[Data entries for graphics]
----------------------------------------

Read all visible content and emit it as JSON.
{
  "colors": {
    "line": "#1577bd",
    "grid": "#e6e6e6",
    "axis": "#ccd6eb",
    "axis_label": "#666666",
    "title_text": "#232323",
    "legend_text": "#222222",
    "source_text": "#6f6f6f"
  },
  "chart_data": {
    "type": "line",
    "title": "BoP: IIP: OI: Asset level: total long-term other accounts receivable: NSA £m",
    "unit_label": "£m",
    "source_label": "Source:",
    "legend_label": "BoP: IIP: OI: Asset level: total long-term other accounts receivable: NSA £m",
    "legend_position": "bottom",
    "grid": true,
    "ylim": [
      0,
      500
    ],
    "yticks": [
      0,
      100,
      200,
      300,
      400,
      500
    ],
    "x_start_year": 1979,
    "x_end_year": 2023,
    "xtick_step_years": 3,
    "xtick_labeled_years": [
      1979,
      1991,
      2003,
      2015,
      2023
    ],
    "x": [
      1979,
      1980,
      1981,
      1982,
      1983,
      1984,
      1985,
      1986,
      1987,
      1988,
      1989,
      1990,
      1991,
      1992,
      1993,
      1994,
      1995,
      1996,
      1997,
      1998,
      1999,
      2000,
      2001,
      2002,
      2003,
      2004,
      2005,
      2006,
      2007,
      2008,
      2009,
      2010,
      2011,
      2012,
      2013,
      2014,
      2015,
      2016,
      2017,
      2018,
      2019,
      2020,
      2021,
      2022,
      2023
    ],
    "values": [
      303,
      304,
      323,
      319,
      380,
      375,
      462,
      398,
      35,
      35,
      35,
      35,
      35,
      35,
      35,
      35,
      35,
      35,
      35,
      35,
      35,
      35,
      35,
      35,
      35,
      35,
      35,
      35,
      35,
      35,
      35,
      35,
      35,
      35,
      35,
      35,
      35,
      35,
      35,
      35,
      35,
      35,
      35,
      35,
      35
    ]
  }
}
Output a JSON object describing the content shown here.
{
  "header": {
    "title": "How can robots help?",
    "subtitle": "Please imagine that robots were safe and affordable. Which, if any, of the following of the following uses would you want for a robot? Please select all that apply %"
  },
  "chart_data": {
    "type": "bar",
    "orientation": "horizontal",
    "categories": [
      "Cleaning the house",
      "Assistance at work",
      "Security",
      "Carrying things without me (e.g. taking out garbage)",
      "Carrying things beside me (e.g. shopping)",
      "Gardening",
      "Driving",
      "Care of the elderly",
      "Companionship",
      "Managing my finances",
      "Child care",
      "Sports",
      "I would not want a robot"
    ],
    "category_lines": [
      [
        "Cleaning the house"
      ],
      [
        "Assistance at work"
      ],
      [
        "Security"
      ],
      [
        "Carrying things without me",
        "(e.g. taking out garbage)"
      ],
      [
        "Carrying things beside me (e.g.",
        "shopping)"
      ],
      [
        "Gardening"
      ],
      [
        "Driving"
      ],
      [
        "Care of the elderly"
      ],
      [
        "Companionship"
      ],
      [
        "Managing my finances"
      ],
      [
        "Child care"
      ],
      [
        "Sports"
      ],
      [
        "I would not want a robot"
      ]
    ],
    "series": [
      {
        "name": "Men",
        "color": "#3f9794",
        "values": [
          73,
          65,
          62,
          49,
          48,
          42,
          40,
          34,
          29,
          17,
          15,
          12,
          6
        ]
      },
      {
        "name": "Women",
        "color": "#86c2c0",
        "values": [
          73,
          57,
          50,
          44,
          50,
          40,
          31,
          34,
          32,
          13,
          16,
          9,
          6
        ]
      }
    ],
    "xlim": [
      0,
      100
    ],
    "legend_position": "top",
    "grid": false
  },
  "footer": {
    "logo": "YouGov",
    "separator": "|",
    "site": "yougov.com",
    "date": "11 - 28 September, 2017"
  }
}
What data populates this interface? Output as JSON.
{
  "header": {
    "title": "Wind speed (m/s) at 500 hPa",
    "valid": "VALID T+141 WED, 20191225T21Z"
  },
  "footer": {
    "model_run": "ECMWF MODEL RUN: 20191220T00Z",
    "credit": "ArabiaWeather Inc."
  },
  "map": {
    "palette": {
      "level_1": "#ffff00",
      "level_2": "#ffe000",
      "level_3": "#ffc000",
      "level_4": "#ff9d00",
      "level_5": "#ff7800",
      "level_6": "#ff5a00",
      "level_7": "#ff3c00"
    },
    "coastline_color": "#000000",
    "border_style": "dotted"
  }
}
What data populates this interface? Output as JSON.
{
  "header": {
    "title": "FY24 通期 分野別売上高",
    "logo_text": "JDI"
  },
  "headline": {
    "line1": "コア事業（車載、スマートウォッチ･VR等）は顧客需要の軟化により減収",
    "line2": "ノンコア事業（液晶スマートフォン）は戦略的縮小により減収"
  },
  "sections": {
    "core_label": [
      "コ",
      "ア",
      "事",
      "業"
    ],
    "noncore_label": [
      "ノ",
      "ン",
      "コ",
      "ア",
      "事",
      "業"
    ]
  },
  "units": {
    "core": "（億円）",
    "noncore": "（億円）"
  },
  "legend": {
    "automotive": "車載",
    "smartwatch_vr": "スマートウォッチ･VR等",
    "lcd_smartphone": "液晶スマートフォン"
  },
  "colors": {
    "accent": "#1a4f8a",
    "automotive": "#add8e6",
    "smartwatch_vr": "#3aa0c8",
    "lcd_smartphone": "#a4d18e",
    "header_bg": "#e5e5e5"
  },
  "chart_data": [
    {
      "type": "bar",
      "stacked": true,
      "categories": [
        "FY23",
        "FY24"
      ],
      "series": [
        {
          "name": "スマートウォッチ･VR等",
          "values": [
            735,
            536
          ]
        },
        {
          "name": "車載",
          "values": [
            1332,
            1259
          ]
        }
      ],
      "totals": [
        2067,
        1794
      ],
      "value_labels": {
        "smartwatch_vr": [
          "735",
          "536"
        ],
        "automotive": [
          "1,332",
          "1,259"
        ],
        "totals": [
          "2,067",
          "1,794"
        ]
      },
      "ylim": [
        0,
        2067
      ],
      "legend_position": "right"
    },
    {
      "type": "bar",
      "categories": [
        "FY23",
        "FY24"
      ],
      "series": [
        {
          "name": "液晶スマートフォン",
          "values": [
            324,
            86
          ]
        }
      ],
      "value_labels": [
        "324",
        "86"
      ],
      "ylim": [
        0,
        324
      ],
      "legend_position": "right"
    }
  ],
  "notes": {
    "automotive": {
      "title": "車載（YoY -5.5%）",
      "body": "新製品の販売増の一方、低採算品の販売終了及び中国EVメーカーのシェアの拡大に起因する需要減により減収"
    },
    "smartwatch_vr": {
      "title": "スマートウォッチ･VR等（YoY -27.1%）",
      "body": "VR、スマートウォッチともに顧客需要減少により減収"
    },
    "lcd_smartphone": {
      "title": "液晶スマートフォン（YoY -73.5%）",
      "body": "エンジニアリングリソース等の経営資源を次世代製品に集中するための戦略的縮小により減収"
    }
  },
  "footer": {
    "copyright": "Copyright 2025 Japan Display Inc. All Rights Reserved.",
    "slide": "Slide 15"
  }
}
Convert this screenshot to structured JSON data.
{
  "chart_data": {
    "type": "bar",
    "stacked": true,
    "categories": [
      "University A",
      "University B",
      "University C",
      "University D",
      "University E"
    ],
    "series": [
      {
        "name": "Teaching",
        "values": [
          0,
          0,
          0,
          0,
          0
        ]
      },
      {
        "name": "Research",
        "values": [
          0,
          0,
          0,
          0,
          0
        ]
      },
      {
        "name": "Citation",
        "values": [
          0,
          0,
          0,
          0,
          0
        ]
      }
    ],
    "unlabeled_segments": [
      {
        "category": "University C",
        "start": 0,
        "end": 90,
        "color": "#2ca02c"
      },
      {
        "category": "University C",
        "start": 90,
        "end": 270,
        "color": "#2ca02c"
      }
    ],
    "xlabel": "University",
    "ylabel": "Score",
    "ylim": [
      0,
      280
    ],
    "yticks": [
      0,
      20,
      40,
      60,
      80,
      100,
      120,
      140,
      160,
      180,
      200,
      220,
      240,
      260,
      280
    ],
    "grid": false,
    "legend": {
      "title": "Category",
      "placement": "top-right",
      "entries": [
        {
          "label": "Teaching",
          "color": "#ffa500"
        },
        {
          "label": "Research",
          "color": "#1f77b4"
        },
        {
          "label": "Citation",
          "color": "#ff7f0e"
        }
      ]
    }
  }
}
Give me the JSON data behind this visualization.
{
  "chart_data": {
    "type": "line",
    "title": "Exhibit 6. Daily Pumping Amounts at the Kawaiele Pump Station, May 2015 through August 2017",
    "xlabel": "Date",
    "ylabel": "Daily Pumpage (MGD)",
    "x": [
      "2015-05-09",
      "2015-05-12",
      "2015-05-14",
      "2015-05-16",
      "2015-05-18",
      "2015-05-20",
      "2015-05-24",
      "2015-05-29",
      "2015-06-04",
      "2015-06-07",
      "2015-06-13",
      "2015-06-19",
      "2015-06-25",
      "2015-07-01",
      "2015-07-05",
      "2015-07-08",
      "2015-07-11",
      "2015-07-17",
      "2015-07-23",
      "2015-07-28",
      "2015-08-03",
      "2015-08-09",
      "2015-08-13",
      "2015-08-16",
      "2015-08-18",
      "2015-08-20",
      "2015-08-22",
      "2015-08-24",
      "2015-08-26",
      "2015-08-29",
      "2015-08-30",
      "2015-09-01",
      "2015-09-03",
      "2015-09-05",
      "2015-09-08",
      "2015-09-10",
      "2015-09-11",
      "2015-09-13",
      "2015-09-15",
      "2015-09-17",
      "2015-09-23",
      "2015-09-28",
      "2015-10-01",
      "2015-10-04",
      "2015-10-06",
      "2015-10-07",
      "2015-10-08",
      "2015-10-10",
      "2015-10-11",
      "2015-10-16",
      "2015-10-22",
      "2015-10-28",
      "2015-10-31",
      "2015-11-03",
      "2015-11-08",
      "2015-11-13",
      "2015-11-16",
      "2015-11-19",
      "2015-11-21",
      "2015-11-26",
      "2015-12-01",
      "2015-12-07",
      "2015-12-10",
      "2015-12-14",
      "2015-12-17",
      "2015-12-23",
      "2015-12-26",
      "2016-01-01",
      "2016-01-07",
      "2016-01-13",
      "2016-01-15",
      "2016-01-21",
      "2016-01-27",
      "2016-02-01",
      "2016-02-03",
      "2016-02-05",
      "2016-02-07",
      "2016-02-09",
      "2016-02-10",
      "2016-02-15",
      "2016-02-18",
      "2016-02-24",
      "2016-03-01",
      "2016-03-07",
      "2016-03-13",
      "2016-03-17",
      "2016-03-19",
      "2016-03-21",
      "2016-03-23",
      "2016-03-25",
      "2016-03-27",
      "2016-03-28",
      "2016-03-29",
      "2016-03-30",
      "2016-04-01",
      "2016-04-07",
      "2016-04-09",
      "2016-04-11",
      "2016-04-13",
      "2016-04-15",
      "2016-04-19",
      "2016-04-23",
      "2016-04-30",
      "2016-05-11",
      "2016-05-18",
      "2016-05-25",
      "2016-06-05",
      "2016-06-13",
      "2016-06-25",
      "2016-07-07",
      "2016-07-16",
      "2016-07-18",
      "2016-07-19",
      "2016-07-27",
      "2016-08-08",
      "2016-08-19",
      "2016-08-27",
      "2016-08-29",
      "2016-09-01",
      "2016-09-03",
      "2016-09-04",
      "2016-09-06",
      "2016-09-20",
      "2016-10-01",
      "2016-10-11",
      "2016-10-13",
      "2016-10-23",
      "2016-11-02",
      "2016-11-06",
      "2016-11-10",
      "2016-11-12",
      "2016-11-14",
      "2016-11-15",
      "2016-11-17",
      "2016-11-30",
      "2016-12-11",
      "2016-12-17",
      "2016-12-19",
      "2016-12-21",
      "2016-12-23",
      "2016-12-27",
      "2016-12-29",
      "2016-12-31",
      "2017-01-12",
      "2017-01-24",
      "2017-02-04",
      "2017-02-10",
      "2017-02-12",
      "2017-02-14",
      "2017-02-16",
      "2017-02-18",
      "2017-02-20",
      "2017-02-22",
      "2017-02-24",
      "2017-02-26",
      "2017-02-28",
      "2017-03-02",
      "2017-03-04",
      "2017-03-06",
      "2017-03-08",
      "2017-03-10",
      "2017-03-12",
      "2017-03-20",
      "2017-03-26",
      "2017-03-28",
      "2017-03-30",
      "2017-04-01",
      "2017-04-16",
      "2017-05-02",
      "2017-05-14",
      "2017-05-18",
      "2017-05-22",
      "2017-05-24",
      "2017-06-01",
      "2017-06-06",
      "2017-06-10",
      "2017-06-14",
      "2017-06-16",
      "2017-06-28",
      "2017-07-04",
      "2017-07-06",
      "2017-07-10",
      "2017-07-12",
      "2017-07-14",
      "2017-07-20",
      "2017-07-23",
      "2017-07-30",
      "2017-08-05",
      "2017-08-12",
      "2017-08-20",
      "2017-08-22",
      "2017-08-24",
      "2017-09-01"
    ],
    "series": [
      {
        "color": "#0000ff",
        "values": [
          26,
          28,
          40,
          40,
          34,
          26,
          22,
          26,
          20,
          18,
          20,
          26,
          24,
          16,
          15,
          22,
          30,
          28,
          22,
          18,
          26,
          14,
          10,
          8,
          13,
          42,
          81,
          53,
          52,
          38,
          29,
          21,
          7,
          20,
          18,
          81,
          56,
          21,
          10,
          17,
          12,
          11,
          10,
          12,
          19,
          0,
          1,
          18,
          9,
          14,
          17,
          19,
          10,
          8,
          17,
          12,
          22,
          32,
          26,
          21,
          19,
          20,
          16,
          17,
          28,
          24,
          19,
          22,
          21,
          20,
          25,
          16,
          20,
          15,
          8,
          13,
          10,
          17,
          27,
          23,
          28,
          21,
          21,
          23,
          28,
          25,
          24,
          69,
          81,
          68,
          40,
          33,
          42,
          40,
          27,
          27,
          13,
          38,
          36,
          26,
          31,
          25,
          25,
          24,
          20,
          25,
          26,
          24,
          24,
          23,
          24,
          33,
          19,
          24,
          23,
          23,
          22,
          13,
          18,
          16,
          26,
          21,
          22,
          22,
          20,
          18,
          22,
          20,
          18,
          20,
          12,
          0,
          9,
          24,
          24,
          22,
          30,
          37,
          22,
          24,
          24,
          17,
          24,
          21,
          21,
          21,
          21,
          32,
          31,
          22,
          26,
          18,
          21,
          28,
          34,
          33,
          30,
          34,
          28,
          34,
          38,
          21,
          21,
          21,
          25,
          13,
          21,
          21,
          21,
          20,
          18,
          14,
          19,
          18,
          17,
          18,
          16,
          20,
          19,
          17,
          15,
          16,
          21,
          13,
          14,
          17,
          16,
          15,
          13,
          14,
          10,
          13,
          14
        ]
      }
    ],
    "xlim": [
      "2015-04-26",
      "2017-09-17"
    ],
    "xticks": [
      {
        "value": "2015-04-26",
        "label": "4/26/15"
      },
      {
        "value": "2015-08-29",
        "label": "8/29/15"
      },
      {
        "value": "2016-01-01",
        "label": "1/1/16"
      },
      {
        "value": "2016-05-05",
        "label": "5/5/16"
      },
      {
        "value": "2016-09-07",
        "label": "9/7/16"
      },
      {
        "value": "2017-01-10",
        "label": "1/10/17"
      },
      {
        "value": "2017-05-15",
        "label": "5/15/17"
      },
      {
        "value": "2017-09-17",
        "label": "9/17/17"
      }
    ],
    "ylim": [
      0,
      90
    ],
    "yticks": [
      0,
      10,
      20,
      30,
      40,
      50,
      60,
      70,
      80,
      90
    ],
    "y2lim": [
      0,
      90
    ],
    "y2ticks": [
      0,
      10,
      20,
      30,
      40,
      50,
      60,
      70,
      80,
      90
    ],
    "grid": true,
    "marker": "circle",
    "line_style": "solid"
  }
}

----------------------------------------

### Problem requirements
Go through the preceding material and copy each line that has the word "content".

### Answer to this problem
Read all visible content and emit it as JSON.
Output a JSON object describing the content shown here.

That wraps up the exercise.